▶ Task statement:
Exclude any images and output the remaining records exactly.

▶ Dataset excerpts:
┌──

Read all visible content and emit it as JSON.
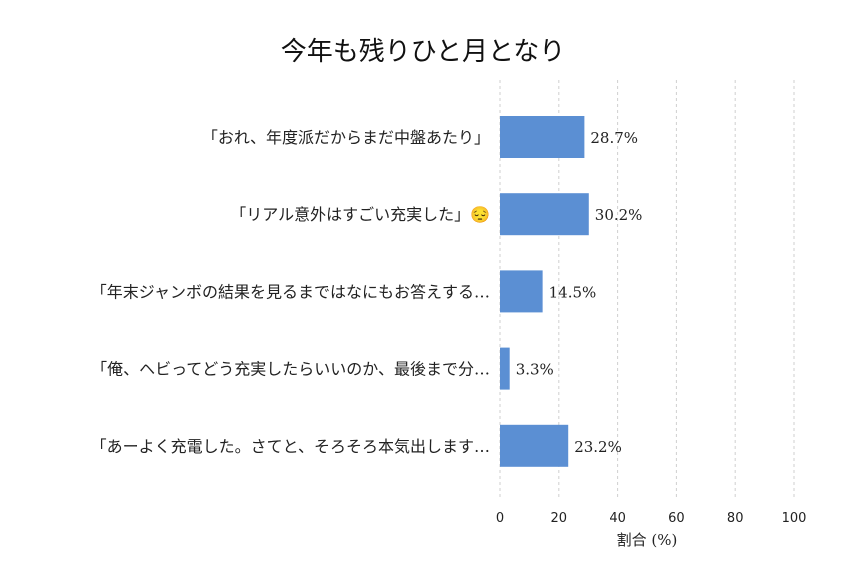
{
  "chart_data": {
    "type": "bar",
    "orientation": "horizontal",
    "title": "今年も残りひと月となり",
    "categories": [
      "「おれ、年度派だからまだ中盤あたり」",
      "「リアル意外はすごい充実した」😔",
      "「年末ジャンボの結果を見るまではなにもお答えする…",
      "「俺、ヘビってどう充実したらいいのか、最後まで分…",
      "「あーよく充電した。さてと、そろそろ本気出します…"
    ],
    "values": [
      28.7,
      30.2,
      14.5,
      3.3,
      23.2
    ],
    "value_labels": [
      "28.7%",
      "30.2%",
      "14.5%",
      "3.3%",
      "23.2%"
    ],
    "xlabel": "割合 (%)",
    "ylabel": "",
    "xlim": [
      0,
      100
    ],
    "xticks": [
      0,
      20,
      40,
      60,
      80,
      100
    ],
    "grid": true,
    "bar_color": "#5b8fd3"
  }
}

└──

▶ Full response:
Read all visible content and emit it as JSON.
{
  "chart_data": {
    "type": "bar",
    "orientation": "horizontal",
    "title": "今年も残りひと月となり",
    "categories": [
      "「おれ、年度派だからまだ中盤あたり」",
      "「リアル意外はすごい充実した」😔",
      "「年末ジャンボの結果を見るまではなにもお答えする…",
      "「俺、ヘビってどう充実したらいいのか、最後まで分…",
      "「あーよく充電した。さてと、そろそろ本気出します…"
    ],
    "values": [
      28.7,
      30.2,
      14.5,
      3.3,
      23.2
    ],
    "value_labels": [
      "28.7%",
      "30.2%",
      "14.5%",
      "3.3%",
      "23.2%"
    ],
    "xlabel": "割合 (%)",
    "ylabel": "",
    "xlim": [
      0,
      100
    ],
    "xticks": [
      0,
      20,
      40,
      60,
      80,
      100
    ],
    "grid": true,
    "bar_color": "#5b8fd3"
  }
}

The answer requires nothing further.